▶ _WHAT TO WORK ON_:
All of the lines below are to be printed again exactly; images are excluded from the output.

▶ _RECORDS SHOWN_:
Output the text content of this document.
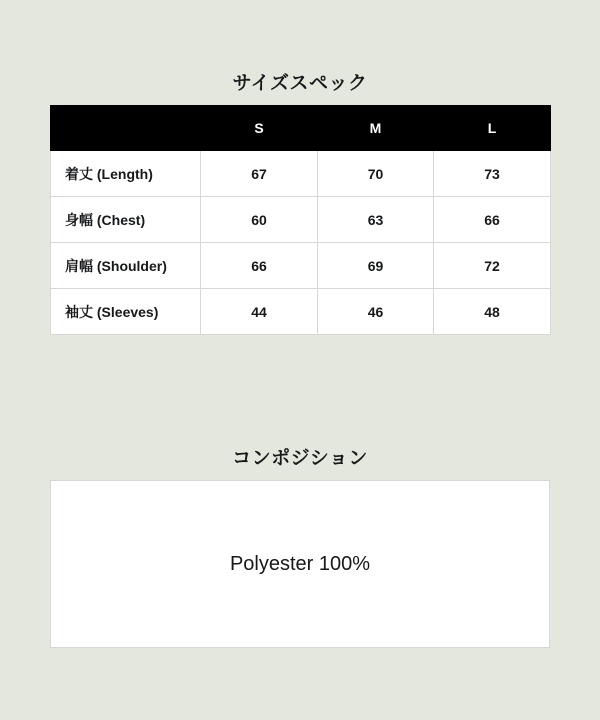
サイズスペック
	S	M	L
着丈 (Length)	67	70	73
身幅 (Chest)	60	63	66
肩幅 (Shoulder)	66	69	72
袖丈 (Sleeves)	44	46	48
コンポジション
Polyester 100%
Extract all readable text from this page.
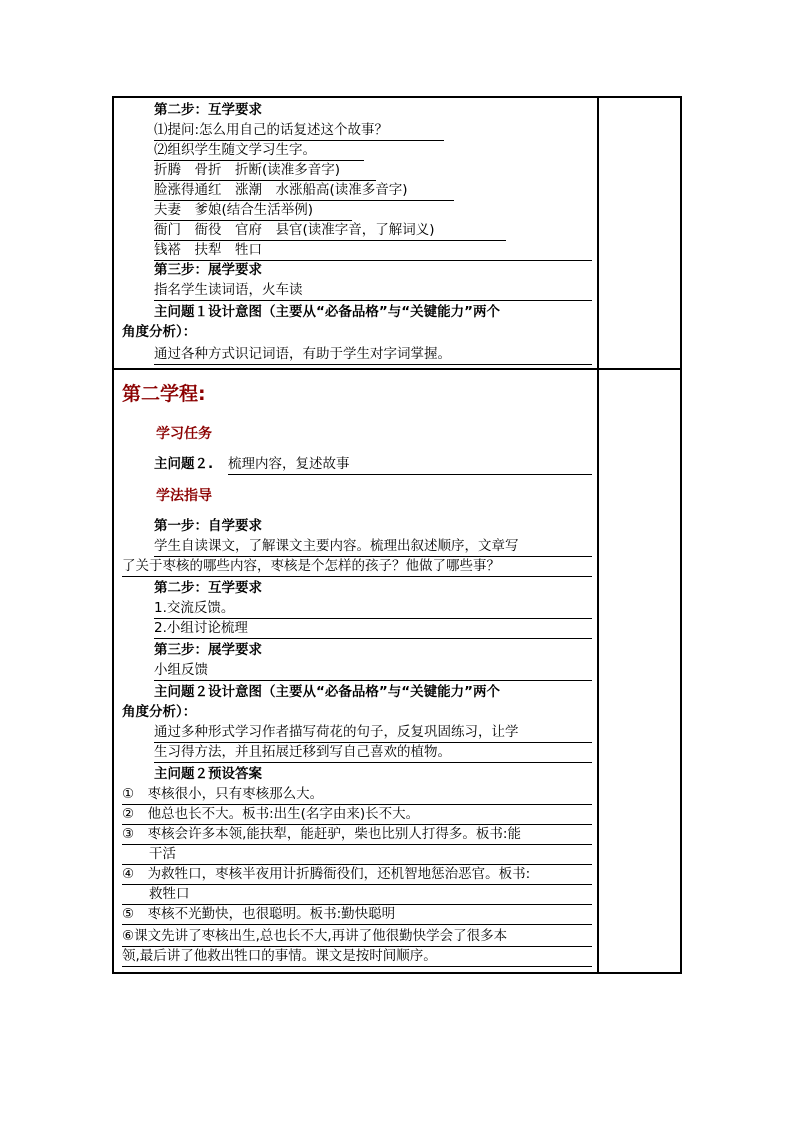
第二步：互学要求
⑴提问:怎么用自己的话复述这个故事？
⑵组织学生随文学习生字。
折腾　骨折　折断(读准多音字)
脸涨得通红　涨潮　水涨船高(读准多音字)
夫妻　爹娘(结合生活举例)
衙门　衙役　官府　县官(读准字音，了解词义)
钱褡　扶犁　牲口
第三步：展学要求
指名学生读词语，火车读
主问题１设计意图（主要从“必备品格”与“关键能力”两个
角度分析）：
通过各种方式识记词语，有助于学生对字词掌握。
第二学程:
学习任务
主问题２.	梳理内容，复述故事
学法指导
第一步：自学要求
学生自读课文，了解课文主要内容。梳理出叙述顺序，文章写
了关于枣核的哪些内容，枣核是个怎样的孩子？他做了哪些事？
第二步：互学要求
1.交流反馈。
2.小组讨论梳理
第三步：展学要求
小组反馈
主问题２设计意图（主要从“必备品格”与“关键能力”两个
角度分析）：
通过多种形式学习作者描写荷花的句子，反复巩固练习，让学
生习得方法，并且拓展迁移到写自己喜欢的植物。
主问题２预设答案
①　枣核很小，只有枣核那么大。
②　他总也长不大。板书:出生(名字由来)长不大。
③　枣核会许多本领,能扶犁，能赶驴，柴也比别人打得多。板书:能
　　干活
④　为救牲口，枣核半夜用计折腾衙役们，还机智地惩治恶官。板书:
　　救牲口
⑤　枣核不光勤快，也很聪明。板书:勤快聪明
⑥课文先讲了枣核出生,总也长不大,再讲了他很勤快学会了很多本
领,最后讲了他救出牲口的事情。课文是按时间顺序。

▶ _EXERCISE RESULT_:
Output the text content of this document.
サイズスペック
	S	M	L
着丈 (Length)	67	70	73
身幅 (Chest)	60	63	66
肩幅 (Shoulder)	66	69	72
袖丈 (Sleeves)	44	46	48
コンポジション
Polyester 100%
Extract all readable text from this page.
第二步：互学要求
⑴提问:怎么用自己的话复述这个故事？
⑵组织学生随文学习生字。
折腾　骨折　折断(读准多音字)
脸涨得通红　涨潮　水涨船高(读准多音字)
夫妻　爹娘(结合生活举例)
衙门　衙役　官府　县官(读准字音，了解词义)
钱褡　扶犁　牲口
第三步：展学要求
指名学生读词语，火车读
主问题１设计意图（主要从“必备品格”与“关键能力”两个
角度分析）：
通过各种方式识记词语，有助于学生对字词掌握。
第二学程:
学习任务
主问题２.	梳理内容，复述故事
学法指导
第一步：自学要求
学生自读课文，了解课文主要内容。梳理出叙述顺序，文章写
了关于枣核的哪些内容，枣核是个怎样的孩子？他做了哪些事？
第二步：互学要求
1.交流反馈。
2.小组讨论梳理
第三步：展学要求
小组反馈
主问题２设计意图（主要从“必备品格”与“关键能力”两个
角度分析）：
通过多种形式学习作者描写荷花的句子，反复巩固练习，让学
生习得方法，并且拓展迁移到写自己喜欢的植物。
主问题２预设答案
①　枣核很小，只有枣核那么大。
②　他总也长不大。板书:出生(名字由来)长不大。
③　枣核会许多本领,能扶犁，能赶驴，柴也比别人打得多。板书:能
　　干活
④　为救牲口，枣核半夜用计折腾衙役们，还机智地惩治恶官。板书:
　　救牲口
⑤　枣核不光勤快，也很聪明。板书:勤快聪明
⑥课文先讲了枣核出生,总也长不大,再讲了他很勤快学会了很多本
领,最后讲了他救出牲口的事情。课文是按时间顺序。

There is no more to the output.